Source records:
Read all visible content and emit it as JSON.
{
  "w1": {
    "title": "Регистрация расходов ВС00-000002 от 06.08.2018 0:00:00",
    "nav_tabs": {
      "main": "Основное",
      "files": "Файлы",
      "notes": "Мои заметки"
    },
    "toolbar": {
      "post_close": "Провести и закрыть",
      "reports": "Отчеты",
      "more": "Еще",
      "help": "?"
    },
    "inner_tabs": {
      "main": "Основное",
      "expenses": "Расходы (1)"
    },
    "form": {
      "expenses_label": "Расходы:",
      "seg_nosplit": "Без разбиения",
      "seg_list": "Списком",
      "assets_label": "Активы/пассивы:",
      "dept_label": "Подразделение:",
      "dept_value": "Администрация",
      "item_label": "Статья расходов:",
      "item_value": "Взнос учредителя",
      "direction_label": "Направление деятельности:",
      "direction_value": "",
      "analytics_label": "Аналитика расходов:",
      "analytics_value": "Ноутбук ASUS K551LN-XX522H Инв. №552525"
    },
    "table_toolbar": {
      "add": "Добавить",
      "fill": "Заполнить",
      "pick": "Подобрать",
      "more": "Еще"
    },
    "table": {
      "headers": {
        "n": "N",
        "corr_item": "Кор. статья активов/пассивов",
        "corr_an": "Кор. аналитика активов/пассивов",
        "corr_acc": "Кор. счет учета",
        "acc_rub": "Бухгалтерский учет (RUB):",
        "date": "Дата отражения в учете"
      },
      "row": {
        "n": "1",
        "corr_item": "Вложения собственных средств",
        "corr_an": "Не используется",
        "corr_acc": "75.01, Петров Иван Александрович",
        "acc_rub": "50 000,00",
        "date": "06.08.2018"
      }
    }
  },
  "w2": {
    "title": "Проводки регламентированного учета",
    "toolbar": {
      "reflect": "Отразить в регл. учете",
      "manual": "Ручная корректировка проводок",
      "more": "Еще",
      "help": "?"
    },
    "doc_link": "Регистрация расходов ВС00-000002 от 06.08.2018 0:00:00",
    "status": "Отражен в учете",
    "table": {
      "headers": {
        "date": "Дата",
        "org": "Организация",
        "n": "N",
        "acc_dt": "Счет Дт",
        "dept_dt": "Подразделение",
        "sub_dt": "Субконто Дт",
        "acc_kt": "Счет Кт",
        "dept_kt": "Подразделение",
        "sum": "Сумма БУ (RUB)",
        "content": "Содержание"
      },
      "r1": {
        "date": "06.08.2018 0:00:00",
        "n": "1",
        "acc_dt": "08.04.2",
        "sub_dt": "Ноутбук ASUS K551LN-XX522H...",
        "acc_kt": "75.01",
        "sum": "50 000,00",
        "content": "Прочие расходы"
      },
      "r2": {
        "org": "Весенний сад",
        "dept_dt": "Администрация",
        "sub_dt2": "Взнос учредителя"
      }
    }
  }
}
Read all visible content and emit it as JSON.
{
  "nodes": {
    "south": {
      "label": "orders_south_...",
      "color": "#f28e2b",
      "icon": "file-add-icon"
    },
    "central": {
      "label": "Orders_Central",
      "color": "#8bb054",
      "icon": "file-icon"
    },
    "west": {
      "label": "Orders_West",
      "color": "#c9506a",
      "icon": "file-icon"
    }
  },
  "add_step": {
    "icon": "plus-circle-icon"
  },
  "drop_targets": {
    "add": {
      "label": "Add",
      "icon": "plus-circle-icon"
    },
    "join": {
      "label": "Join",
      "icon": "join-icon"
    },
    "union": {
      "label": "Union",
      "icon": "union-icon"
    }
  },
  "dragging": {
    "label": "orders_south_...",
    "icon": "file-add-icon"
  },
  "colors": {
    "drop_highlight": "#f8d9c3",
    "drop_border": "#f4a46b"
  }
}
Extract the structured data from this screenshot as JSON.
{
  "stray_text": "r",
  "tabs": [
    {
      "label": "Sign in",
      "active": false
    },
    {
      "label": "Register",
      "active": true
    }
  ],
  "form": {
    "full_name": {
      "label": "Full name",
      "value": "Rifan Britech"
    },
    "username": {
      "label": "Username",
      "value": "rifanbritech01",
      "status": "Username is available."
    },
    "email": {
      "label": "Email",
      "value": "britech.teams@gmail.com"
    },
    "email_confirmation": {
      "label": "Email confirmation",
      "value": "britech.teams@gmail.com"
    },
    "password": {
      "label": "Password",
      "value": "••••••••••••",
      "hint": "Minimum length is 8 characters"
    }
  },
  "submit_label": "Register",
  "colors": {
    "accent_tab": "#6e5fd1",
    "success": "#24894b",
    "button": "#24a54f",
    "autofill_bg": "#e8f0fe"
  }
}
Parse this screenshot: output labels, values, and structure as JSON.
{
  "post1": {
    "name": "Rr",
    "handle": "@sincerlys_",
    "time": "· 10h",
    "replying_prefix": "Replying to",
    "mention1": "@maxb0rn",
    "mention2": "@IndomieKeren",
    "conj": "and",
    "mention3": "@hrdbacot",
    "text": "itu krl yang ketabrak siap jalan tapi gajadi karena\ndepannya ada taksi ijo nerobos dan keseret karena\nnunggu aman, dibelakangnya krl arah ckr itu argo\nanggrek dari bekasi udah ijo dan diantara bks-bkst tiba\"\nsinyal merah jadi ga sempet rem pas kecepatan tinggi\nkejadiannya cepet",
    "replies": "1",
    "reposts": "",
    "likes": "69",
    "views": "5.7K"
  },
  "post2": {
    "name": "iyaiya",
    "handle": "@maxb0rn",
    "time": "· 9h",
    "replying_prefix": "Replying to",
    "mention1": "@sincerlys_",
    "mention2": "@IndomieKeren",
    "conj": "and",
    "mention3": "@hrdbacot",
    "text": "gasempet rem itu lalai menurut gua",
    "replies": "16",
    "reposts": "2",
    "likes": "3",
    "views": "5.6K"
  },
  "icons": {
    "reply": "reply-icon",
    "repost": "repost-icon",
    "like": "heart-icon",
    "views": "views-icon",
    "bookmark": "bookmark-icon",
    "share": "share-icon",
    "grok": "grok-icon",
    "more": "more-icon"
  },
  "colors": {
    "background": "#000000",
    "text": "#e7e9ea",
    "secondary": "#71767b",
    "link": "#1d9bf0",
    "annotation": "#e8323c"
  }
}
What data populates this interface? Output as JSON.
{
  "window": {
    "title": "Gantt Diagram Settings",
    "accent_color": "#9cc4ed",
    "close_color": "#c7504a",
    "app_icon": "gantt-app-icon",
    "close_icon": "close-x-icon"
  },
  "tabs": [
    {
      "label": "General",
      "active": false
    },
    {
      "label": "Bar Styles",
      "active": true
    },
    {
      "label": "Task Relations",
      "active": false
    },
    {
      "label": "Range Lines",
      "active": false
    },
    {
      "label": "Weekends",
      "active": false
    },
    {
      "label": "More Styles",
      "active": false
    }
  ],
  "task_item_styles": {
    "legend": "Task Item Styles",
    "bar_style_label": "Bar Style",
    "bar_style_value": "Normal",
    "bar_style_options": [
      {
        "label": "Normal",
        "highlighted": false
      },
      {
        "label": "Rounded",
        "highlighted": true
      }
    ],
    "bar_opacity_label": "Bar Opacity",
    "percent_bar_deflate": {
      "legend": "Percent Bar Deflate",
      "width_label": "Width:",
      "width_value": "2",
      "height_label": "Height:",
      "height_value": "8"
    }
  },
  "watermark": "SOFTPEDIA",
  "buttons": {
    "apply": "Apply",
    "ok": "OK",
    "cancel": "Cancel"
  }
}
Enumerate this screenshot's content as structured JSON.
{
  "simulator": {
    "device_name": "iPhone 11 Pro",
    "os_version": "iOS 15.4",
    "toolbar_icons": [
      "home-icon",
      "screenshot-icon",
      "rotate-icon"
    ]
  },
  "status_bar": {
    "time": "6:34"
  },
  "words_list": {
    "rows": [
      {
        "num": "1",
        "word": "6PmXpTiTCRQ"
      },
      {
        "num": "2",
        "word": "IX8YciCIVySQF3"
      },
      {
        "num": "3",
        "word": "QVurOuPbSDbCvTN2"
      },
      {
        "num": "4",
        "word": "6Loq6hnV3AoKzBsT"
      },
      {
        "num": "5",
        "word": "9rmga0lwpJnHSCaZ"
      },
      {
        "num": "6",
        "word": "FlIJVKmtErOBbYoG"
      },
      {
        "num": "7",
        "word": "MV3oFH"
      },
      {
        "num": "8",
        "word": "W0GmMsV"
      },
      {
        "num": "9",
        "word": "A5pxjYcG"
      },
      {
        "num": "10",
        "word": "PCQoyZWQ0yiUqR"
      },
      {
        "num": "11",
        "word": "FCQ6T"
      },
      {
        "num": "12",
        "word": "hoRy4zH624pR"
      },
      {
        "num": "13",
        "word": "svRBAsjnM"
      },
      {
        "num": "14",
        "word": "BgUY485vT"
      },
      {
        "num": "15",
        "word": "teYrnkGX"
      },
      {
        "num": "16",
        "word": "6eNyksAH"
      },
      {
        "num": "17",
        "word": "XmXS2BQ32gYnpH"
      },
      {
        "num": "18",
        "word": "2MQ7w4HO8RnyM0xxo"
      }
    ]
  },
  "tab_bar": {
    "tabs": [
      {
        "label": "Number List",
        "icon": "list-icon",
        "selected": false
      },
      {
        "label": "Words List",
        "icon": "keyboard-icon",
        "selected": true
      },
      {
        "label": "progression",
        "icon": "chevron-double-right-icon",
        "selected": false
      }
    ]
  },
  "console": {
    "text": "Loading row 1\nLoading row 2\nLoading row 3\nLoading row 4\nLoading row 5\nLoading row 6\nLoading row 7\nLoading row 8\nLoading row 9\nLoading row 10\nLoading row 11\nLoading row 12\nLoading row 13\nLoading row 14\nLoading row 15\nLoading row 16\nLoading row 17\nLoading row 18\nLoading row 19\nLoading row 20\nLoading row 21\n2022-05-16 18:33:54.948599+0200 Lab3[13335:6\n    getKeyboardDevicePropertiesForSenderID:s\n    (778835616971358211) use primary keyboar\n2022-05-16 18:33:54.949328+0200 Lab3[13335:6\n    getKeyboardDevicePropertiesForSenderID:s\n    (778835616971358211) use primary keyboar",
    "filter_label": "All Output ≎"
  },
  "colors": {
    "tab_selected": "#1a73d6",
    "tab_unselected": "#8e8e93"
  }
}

STATED GOAL: Find how many lines of the listing include the string "Администрация" and give that number, nothing else.

ANSWER BELOW: 2